> _Task brief_
Which lines hold the word "screenshot"? Show each of them.

[Entries taken from a collection]
────────────────
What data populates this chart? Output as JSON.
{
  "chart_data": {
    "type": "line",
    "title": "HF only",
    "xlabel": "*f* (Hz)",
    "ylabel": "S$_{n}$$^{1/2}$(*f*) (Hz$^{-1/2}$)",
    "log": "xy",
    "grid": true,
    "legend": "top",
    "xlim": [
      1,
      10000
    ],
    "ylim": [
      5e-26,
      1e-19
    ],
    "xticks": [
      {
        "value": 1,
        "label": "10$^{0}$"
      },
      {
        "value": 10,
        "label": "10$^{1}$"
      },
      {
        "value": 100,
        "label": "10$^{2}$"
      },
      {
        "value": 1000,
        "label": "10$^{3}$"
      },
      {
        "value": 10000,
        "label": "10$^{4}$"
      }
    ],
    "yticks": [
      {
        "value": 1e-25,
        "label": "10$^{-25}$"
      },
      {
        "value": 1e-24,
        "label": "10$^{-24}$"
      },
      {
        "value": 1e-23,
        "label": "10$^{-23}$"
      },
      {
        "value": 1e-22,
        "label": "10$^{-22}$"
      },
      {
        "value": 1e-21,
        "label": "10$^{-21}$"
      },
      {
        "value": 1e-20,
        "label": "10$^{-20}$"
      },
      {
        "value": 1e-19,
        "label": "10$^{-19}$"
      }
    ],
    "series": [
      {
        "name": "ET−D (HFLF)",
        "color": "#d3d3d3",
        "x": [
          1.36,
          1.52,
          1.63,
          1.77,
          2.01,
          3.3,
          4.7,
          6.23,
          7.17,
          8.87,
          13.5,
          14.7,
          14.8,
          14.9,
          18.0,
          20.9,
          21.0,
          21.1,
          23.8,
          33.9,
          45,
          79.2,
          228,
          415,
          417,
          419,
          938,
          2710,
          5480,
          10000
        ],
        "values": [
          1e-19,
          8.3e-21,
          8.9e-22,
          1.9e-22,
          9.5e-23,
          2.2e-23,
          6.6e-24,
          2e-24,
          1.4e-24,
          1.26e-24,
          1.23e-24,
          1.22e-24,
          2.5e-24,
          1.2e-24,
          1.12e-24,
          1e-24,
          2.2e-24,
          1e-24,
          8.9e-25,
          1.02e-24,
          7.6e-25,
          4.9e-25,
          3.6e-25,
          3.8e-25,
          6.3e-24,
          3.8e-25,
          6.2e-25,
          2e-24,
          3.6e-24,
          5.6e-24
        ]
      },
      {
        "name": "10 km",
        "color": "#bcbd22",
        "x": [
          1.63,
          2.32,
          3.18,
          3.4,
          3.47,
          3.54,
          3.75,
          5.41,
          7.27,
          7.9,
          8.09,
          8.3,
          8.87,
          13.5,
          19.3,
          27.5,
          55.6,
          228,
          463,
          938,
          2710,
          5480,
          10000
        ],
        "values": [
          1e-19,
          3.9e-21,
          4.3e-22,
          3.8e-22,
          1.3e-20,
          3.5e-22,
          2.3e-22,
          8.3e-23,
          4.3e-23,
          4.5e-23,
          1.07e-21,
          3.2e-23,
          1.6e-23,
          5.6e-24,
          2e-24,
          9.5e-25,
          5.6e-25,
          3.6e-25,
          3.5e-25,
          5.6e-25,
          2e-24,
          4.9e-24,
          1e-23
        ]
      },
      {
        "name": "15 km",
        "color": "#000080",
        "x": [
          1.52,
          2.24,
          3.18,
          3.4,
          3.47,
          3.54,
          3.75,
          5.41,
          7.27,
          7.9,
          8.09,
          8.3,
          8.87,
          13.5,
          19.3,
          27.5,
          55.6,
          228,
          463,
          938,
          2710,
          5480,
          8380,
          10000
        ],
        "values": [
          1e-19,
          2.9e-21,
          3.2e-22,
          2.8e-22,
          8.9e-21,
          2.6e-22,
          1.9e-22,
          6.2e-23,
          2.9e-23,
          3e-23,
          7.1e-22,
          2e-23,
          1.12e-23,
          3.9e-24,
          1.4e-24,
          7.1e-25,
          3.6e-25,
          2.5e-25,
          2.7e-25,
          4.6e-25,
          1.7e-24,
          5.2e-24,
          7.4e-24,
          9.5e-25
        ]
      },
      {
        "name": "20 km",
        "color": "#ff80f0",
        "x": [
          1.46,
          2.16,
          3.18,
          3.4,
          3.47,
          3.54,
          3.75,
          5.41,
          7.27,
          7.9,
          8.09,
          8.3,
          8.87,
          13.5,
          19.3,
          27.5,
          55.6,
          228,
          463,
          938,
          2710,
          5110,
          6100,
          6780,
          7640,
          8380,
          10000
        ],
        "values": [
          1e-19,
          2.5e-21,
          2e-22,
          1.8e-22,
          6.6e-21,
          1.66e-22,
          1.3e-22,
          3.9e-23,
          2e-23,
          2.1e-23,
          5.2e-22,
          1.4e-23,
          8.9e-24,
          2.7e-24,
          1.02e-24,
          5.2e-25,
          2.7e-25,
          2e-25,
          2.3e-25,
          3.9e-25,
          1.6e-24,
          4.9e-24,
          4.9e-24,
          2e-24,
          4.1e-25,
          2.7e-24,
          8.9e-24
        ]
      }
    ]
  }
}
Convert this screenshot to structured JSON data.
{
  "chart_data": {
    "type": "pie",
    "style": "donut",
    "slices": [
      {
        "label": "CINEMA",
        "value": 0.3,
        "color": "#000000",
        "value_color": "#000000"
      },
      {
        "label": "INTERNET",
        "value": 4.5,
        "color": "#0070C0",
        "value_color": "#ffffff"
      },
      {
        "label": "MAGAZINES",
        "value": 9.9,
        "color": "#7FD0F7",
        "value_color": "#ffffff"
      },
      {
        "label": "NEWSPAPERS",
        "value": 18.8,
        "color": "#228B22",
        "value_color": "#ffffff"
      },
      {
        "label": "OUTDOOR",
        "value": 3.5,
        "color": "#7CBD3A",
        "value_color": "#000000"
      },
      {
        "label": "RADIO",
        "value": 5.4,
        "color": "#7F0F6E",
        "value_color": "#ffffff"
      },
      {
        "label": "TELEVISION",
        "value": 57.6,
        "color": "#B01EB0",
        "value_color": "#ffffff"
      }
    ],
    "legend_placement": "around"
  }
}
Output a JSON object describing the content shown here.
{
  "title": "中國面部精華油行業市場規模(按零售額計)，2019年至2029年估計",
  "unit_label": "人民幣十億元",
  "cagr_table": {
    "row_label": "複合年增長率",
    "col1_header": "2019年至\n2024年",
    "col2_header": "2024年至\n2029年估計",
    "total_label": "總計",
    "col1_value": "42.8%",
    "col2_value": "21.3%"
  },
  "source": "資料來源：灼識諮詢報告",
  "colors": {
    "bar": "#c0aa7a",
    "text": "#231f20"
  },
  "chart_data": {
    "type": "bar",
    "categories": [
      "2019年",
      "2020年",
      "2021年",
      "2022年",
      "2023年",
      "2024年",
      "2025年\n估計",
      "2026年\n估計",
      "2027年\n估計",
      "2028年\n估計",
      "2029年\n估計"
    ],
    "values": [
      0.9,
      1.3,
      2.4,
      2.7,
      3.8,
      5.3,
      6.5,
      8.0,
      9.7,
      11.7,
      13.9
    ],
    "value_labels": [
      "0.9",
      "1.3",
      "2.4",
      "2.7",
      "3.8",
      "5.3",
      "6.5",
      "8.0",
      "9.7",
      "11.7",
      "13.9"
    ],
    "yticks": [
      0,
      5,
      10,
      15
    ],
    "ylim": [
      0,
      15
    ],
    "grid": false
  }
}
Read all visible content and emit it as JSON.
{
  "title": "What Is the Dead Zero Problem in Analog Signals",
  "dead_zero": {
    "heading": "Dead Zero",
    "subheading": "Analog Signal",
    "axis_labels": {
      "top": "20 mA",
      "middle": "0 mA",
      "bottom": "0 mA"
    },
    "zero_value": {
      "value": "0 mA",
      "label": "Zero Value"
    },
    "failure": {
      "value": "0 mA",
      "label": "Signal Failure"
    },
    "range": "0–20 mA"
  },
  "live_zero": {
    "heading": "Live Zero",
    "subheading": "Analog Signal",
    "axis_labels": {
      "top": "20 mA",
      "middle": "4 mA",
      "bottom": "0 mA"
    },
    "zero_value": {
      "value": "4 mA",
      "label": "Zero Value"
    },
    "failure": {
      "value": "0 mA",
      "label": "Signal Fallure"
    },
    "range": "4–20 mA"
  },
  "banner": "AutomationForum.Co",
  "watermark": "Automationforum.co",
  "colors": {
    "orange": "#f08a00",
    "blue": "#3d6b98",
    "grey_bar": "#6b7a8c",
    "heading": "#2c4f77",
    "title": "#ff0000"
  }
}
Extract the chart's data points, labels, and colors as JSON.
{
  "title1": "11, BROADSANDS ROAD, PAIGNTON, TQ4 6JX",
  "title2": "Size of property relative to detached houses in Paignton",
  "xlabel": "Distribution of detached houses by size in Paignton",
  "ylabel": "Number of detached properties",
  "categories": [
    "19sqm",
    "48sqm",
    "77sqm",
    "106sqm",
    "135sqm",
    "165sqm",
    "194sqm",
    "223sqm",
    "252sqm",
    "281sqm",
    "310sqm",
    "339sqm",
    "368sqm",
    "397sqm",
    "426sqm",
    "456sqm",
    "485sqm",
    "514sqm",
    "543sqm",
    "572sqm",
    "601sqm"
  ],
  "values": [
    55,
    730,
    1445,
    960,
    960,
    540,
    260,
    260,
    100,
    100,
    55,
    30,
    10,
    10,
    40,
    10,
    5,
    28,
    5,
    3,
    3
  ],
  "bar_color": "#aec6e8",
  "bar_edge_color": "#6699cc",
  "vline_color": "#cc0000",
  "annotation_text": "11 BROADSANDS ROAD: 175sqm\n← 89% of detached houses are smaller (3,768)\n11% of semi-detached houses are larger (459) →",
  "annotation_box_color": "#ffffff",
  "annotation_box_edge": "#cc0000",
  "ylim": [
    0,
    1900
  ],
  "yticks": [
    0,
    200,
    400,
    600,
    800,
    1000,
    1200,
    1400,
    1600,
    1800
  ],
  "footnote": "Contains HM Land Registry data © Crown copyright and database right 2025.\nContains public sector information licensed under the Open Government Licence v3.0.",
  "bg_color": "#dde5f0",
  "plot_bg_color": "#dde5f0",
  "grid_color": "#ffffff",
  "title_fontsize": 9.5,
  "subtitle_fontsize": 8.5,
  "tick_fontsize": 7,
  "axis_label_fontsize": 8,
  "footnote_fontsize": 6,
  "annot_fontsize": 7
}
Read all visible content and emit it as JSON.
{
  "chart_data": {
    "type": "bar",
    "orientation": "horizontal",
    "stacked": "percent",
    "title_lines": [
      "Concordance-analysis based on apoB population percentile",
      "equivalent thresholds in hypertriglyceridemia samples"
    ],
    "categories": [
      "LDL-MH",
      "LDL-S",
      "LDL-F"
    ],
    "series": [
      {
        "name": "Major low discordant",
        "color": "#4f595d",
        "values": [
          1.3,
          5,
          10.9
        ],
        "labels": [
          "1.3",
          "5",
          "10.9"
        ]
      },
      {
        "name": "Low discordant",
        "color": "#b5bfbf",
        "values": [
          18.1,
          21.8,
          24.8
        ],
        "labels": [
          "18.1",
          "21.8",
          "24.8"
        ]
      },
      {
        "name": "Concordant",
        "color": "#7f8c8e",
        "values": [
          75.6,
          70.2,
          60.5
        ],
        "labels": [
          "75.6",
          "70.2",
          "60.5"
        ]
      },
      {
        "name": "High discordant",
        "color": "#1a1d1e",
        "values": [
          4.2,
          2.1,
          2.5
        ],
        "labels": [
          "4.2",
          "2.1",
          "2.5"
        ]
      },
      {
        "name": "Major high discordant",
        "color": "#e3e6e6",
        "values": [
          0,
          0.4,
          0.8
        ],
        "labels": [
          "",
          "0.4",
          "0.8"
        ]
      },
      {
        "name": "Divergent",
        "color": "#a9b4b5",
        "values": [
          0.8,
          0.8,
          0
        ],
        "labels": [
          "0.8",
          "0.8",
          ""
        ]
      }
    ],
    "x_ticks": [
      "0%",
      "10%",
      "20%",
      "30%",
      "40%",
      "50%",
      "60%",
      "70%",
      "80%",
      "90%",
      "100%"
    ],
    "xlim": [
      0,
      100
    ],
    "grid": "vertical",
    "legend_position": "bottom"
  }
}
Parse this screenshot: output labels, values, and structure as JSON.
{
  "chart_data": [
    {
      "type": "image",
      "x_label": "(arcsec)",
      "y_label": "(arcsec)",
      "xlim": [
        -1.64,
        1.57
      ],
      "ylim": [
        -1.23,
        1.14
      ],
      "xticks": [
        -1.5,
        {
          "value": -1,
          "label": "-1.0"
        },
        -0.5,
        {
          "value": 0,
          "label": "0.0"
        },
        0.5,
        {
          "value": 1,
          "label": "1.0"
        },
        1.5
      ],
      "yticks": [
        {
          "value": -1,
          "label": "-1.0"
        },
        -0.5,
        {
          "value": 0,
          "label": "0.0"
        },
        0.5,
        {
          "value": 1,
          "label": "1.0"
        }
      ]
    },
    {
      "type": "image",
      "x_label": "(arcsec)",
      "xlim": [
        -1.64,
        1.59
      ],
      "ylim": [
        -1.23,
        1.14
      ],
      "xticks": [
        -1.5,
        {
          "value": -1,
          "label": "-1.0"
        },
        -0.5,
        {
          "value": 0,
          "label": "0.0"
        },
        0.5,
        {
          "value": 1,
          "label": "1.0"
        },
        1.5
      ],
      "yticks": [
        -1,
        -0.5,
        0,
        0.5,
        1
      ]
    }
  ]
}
────────────────
> _Output for this task_
Convert this screenshot to structured JSON data.
Parse this screenshot: output labels, values, and structure as JSON.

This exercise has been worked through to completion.